STATED PROBLEM:
Take every line from the listing below that contains "Πέμπτη".

:: DATASET RECORDS ::

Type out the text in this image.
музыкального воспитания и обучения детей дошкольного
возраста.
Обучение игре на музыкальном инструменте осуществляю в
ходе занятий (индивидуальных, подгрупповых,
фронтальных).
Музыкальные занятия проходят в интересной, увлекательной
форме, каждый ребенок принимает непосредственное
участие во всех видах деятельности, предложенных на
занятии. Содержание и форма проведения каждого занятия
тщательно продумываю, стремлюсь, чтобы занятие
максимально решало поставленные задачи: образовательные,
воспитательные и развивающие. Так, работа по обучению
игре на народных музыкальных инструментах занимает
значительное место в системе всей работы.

:::
:: DATASET RECORDS ::

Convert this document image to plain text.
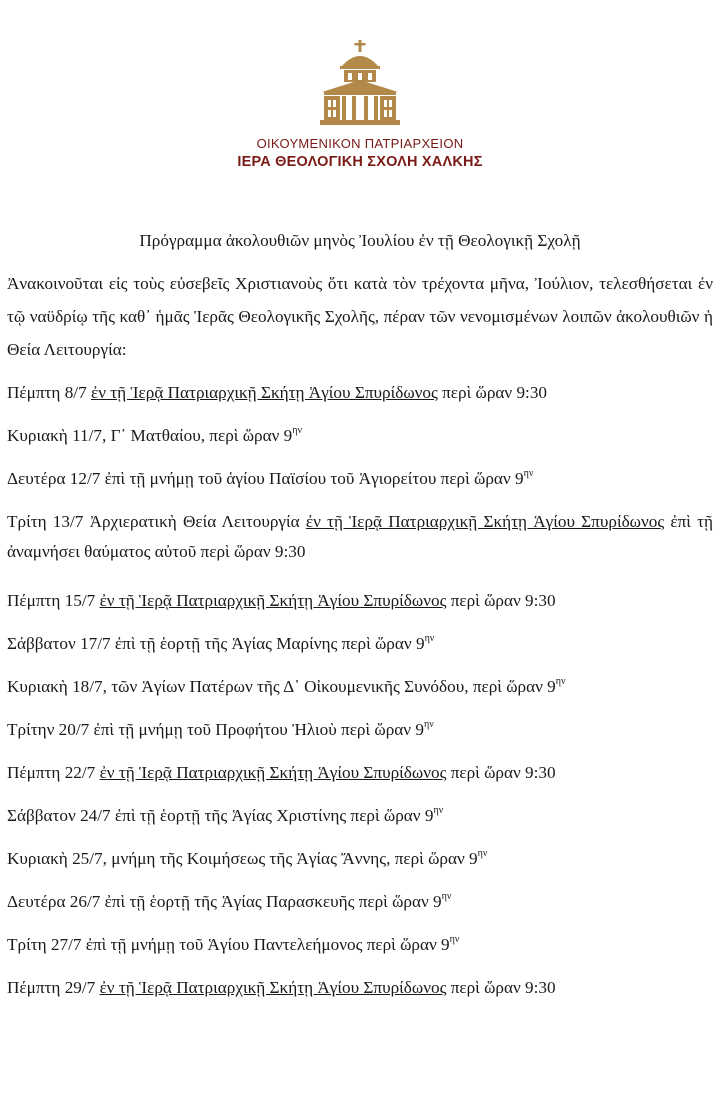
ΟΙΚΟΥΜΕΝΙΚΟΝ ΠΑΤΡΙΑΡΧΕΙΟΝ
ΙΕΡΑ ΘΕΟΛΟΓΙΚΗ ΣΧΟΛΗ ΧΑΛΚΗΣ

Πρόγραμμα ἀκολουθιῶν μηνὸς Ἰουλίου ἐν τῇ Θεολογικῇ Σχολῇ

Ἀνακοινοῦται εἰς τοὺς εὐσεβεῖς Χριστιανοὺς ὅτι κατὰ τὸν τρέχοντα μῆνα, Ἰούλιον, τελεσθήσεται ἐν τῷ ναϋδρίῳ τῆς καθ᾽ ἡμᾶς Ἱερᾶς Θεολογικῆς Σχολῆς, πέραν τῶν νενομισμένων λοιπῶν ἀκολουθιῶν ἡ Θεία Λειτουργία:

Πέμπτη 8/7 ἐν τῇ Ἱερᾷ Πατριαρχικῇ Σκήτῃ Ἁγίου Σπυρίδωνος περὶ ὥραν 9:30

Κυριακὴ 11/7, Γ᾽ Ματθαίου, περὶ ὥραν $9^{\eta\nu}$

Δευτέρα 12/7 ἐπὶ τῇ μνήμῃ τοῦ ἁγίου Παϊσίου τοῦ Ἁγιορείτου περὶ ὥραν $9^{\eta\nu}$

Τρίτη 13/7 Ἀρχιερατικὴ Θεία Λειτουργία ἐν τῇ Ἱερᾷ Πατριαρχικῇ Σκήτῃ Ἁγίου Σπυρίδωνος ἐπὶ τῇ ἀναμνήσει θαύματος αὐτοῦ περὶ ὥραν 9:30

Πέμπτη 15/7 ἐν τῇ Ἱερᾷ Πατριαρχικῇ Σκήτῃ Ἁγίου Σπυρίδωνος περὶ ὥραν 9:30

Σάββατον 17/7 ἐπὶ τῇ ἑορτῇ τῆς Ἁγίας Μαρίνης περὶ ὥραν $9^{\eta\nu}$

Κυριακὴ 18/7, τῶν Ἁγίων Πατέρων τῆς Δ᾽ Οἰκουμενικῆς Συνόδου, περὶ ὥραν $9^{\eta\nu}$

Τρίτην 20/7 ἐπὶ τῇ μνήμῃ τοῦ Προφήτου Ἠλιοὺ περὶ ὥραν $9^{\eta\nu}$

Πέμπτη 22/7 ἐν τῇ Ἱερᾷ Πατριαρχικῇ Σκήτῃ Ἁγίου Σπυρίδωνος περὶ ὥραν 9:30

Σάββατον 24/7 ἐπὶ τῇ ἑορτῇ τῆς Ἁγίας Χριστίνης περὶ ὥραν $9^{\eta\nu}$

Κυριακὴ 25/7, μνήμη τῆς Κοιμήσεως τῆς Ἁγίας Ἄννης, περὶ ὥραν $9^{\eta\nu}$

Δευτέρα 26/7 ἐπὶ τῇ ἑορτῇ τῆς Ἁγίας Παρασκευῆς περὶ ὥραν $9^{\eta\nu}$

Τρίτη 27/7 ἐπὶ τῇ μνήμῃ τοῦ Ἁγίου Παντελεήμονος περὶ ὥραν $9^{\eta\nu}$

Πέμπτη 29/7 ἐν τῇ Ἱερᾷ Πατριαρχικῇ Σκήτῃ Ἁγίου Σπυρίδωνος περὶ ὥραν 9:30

:::

FULL RESPONSE:
Πέμπτη 8/7 ἐν τῇ Ἱερᾷ Πατριαρχικῇ Σκήτῃ Ἁγίου Σπυρίδωνος περὶ ὥραν 9:30
Πέμπτη 15/7 ἐν τῇ Ἱερᾷ Πατριαρχικῇ Σκήτῃ Ἁγίου Σπυρίδωνος περὶ ὥραν 9:30
Πέμπτη 22/7 ἐν τῇ Ἱερᾷ Πατριαρχικῇ Σκήτῃ Ἁγίου Σπυρίδωνος περὶ ὥραν 9:30
Πέμπτη 29/7 ἐν τῇ Ἱερᾷ Πατριαρχικῇ Σκήτῃ Ἁγίου Σπυρίδωνος περὶ ὥραν 9:30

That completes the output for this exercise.